━━━━━ Page extract

The earliest roots of these government policies can be traced back to the mid-1970s, when progressive Democrats in Congress began a campaign to help low-income minorities improve their economic condition through homeownership. At that time, the homeownership rates of blacks and Hispanics alike were just a shade above 40%, while the white rate hovered near 70%. Seeing these inequalities as prima facie evidence of America’s persisting racial injustice, many Democrats pushed for measures to rectify the situation.
Spearheading this endeavor was one of the leading progressives in Congress, Henry Reuss—an anti-war, pro-McGovern Democrat and chairman of the House Banking Committee—who sponsored the Housing and Community Development Act of 1977. Title VIII of this bill, known as the Community Reinvestment Act (CRA), “required each appropriate Federal financial supervisory agency to assess … [each] bank’s record of helping to meet the credit needs of its entire community, including low- and moderate-income neighborhoods.” This was a mandate for banks to make special efforts to seek out and lend to minority borrowers—particularly mortgagors—of meager to modest means. The bill was ultimately passed with near-unanimous Democratic support and was signed into law by Democrat President Jimmy Carter in 1977.
Like many government policies, the CRA began small but grew in scope and severity over the years.[1] The law was founded upon a planted axiom with far-reaching implications—that government intervention is necessary to counteract the fundamentally racist and inequitable nature of American society generally, and of the free market specifically.
The profound implications of that premise began to hit critical mass in the early 1990s, when studies showing disparate mortgage-loan approval rates for blacks and whites made sensational headlines in the media.[2] In 1992 researchers at the Federal Reserve Bank of Boston released the results of the seminal study in this regard, most commonly known as the Boston Fed Study, which found that whites and blacks with equivalent incomes had been denied mortgages at rates of 17% and 38%, respectively.[3]
In reaction to the study, Attorney General Janet Reno warned in 1994 that “no bank” would be “immune” to an aggressive Justice Department campaign to punish discrimination in lending practices. In a similar vein, Comptroller of the Currency Eugene Ludwig told the Senate Banking Committee: “We have to use every means at our disposal to end discrimination and to end it as quickly as possible.”
The media, too, were quick to cite the Boston Fed Study as proof of discrimination in lending. According to the Boston Globe, the “landmark study” provided “the most damning evidence to date of racial hurdles facing minority homebuyers.” A headline in BusinessWeek read, “There’s No ‘Whites Only’ Sign, But …”; the accompanying article characterized the study as “definitive.”

━━━━━━━━━━
━━━━━ Supplied information

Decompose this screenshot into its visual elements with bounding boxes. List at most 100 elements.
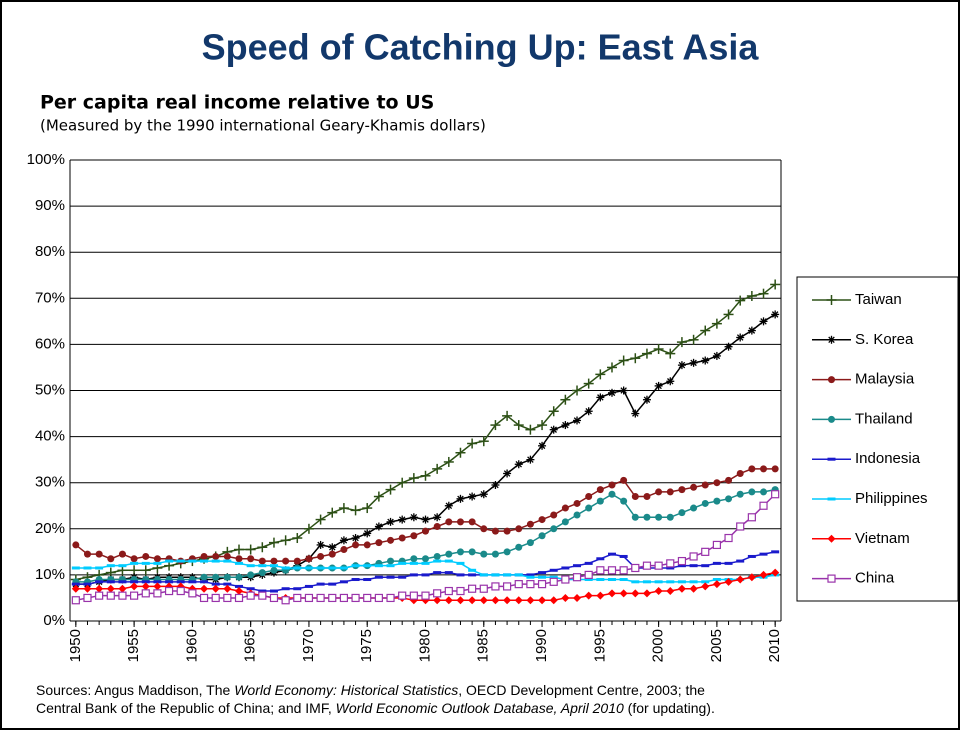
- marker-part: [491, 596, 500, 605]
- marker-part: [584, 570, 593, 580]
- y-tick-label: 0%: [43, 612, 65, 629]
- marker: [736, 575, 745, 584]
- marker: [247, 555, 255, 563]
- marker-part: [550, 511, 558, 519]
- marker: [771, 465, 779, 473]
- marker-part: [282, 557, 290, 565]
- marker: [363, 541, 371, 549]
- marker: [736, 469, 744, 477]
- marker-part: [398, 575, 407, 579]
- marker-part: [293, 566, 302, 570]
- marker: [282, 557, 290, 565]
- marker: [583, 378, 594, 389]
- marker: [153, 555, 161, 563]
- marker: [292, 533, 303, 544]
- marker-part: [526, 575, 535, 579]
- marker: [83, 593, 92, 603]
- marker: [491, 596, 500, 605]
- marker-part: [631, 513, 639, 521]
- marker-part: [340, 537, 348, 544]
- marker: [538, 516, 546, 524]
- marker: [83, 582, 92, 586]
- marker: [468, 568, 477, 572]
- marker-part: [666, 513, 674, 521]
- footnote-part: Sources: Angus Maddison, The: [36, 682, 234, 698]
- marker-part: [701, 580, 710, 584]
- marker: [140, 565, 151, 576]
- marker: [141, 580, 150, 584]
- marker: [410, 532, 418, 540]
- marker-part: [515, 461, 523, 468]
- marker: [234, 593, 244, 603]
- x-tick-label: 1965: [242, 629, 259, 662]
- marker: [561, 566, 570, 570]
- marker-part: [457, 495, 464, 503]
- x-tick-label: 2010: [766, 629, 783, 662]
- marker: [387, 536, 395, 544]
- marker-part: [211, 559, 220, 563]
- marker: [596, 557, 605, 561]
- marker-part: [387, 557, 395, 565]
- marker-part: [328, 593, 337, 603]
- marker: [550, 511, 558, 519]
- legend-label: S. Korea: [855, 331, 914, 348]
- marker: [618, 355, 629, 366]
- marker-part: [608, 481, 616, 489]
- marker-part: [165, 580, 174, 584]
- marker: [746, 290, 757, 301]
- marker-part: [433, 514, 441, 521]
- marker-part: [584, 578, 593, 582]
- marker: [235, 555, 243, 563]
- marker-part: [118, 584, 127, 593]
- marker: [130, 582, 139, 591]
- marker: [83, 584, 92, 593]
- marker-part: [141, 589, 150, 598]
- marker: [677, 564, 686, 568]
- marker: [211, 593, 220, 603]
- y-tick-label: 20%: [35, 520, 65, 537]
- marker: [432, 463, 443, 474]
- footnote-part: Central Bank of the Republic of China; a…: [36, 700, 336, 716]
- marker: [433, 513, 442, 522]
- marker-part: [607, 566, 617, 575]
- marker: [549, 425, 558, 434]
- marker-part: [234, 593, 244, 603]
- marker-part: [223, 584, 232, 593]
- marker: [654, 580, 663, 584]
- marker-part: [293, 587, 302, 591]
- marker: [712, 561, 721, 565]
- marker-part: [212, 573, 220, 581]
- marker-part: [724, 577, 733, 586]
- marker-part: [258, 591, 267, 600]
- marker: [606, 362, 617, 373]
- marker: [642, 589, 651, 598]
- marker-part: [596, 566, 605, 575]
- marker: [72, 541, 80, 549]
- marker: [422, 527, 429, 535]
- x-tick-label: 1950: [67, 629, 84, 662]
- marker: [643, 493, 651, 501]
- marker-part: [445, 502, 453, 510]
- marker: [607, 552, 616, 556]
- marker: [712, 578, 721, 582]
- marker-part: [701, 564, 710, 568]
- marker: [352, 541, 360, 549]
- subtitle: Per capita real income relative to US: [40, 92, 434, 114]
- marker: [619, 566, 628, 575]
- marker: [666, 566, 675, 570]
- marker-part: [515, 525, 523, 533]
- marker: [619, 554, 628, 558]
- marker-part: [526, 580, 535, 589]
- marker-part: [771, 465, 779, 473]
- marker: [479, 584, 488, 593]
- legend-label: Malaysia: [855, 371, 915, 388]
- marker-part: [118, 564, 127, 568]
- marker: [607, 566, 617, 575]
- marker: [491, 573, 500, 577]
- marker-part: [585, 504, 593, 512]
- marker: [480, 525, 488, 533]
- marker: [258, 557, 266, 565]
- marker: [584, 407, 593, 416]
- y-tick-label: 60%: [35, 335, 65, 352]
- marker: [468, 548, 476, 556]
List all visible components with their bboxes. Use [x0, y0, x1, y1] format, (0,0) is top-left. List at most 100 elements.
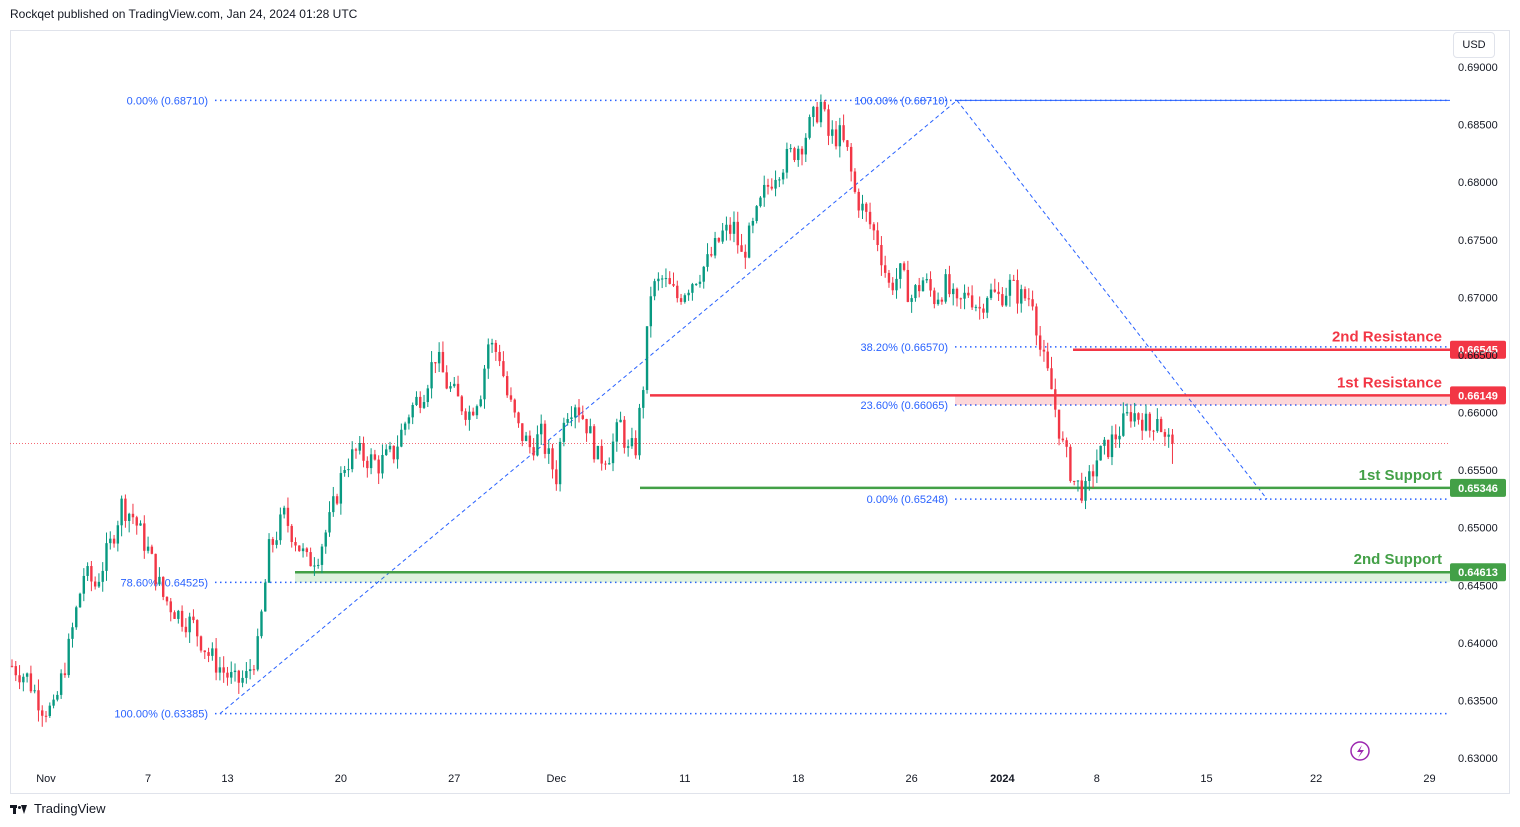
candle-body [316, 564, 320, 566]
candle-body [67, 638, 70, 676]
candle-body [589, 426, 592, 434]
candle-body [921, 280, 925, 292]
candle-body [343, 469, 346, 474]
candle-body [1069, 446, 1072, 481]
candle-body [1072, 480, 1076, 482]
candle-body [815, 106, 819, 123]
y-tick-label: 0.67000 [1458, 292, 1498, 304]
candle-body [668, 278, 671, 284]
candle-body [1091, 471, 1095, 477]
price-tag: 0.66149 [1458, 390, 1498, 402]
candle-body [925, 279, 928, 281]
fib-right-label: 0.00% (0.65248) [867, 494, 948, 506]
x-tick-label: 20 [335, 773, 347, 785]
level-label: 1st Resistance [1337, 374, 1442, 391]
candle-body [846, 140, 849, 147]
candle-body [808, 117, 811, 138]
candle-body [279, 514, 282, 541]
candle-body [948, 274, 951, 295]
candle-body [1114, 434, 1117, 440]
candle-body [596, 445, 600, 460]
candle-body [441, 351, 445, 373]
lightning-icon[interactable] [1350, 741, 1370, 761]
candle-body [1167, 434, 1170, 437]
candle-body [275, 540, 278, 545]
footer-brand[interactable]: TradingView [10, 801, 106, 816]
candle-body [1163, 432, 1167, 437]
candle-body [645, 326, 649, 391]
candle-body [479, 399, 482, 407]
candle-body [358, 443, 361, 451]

━━━━━━━━━━

What to do.
- 1) Reproduce the passage on the Community Reinvestment Act from "The earliest roots" up to and including "rectify the situation.", swapping "Democrats" for "legislators".
- 2) According to the passage on the Community Reinvestment Act, at what rates did the Boston Fed Study find that whites and blacks with equivalent incomes had been denied mortgages?
The records that come after the passage on the Community Reinvestment Act are separate material.

Task results.
- 1)
The earliest roots of these government policies can be traced back to the mid-1970s, when progressive legislators in Congress began a campaign to help low-income minorities improve their economic condition through homeownership. At that time, the homeownership rates of blacks and Hispanics alike were just a shade above 40%, while the white rate hovered near 70%. Seeing these inequalities as prima facie evidence of America’s persisting racial injustice, many legislators pushed for measures to rectify the situation.

- 2) Whites were denied at 17% and blacks at 38%.